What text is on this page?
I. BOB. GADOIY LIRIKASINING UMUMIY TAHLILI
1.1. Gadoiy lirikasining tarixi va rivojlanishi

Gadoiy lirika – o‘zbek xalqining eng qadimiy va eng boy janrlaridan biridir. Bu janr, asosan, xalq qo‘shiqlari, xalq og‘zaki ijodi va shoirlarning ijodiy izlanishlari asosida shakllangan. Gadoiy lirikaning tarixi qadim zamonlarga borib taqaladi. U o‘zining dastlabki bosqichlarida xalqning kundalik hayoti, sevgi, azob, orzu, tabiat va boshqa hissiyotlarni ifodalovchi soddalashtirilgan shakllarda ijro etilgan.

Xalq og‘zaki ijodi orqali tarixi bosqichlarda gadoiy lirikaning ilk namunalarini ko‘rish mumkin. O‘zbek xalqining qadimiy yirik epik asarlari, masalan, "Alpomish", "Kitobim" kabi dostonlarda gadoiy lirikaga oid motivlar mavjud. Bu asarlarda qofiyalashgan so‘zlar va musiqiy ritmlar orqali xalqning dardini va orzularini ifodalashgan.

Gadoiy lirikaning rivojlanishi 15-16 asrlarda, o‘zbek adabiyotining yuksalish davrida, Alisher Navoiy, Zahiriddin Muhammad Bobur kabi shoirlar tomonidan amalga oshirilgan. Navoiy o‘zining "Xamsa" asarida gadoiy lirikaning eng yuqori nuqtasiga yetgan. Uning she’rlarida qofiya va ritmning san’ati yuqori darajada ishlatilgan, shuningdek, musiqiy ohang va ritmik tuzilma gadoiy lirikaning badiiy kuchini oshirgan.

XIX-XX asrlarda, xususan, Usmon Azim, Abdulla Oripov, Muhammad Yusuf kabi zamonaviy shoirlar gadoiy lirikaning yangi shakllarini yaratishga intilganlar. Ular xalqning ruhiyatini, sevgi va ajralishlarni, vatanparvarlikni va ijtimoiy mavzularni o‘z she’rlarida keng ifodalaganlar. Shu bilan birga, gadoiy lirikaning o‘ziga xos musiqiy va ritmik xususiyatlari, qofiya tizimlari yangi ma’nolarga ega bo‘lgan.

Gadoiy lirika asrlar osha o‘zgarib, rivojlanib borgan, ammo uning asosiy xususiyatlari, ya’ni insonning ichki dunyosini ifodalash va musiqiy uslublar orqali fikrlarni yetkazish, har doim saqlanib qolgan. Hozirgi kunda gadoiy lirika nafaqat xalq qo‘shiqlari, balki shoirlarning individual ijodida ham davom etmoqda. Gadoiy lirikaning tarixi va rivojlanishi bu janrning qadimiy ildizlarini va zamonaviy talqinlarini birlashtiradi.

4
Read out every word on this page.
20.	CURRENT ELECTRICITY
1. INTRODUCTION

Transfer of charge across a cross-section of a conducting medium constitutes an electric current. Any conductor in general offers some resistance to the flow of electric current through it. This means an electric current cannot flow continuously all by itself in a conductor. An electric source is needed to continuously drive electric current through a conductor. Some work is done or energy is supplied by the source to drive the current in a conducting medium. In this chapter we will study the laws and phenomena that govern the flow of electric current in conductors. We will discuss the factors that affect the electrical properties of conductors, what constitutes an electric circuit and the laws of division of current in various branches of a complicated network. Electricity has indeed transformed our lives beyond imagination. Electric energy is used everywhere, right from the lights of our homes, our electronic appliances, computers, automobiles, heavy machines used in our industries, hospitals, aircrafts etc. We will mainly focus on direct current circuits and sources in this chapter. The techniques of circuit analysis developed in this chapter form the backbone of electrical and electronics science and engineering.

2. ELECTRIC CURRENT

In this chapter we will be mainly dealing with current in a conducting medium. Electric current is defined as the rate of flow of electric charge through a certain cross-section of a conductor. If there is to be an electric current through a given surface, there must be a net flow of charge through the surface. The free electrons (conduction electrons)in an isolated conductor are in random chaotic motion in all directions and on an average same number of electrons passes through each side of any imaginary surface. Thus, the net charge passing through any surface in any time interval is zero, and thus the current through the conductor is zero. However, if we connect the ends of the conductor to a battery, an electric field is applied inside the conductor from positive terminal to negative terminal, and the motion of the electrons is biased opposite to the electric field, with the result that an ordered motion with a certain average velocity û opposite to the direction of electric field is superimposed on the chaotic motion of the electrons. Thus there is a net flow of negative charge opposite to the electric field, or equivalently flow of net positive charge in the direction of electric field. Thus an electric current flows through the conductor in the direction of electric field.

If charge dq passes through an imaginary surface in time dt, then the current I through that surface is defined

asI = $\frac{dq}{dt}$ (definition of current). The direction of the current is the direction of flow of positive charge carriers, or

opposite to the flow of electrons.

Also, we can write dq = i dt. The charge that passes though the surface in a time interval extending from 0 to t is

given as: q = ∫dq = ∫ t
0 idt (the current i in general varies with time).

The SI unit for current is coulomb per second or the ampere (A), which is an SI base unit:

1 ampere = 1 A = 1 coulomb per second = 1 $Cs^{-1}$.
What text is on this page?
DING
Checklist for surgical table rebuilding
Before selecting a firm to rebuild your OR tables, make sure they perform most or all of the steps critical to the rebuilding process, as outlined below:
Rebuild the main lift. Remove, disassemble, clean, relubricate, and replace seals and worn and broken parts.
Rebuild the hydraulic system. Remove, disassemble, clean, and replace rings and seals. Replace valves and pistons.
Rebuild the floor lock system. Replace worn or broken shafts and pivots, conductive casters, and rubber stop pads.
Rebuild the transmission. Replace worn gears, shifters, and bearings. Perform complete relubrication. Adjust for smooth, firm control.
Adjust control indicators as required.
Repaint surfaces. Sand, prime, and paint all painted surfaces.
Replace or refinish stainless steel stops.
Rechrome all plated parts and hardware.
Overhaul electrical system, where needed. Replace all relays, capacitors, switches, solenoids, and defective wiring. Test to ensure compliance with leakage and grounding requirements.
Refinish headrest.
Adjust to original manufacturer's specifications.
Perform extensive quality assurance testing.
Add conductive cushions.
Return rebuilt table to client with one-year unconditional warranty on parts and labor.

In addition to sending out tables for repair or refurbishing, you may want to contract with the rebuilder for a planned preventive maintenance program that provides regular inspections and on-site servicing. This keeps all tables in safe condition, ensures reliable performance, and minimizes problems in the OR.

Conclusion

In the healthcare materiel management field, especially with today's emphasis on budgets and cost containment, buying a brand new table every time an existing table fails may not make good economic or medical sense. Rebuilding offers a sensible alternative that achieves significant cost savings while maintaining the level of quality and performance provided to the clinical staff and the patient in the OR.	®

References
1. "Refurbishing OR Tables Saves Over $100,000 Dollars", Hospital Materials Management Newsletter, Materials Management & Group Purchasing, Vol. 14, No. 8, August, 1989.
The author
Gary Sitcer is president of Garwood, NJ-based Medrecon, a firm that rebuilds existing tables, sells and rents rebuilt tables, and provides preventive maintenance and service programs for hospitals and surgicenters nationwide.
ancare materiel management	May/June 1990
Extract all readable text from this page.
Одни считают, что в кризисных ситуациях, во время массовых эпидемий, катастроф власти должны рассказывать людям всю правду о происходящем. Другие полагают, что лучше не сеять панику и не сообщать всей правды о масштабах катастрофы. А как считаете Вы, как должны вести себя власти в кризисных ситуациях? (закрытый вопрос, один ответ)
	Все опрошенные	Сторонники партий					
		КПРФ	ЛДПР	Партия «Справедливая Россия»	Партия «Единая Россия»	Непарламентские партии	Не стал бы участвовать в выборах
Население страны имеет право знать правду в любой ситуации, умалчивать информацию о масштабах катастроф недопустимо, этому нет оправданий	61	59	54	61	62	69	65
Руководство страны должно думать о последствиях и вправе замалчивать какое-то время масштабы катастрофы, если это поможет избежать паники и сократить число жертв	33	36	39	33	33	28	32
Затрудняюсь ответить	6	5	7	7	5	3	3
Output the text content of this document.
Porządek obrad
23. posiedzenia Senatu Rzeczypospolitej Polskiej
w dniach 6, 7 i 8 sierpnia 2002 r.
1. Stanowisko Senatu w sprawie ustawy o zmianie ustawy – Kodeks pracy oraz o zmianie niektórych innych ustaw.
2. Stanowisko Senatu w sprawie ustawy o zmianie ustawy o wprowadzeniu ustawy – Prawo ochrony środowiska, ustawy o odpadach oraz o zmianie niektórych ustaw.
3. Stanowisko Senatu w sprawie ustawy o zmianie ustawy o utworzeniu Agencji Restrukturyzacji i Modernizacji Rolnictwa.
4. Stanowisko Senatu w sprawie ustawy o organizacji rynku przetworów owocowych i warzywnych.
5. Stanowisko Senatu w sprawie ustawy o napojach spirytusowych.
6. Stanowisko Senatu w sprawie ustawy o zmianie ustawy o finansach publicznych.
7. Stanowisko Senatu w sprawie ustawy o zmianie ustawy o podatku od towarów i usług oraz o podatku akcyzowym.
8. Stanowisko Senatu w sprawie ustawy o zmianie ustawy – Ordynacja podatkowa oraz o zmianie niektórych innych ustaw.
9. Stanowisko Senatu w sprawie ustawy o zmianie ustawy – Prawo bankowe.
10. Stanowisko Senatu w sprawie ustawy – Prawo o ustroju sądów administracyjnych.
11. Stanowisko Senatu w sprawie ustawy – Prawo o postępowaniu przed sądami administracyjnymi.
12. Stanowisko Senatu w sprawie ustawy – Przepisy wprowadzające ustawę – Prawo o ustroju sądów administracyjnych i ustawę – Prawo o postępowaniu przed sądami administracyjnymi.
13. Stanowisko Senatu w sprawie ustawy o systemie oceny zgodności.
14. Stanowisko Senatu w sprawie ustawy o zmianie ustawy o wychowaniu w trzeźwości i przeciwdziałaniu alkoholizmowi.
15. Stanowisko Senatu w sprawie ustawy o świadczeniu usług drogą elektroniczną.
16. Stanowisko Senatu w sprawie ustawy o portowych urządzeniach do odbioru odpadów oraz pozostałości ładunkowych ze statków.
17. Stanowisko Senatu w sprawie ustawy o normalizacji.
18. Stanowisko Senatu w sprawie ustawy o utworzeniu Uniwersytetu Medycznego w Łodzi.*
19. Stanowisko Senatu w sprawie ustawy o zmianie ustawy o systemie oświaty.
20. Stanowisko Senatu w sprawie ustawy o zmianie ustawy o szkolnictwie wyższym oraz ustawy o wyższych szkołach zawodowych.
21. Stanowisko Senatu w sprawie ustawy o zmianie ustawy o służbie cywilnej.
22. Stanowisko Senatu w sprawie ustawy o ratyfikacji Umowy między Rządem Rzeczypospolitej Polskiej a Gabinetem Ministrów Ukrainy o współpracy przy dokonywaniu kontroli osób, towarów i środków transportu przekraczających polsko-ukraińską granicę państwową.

• What the task asks
Copy out each line of the material that holds the word "Rzeczypospolitej".

• Solved exercise
23. posiedzenia Senatu Rzeczypospolitej Polskiej
22. Stanowisko Senatu w sprawie ustawy o ratyfikacji Umowy między Rządem Rzeczypospolitej Polskiej a Gabinetem Ministrów Ukrainy o współpracy przy dokonywaniu kontroli osób, towarów i środków transportu przekraczających polsko-ukraińską granicę państwową.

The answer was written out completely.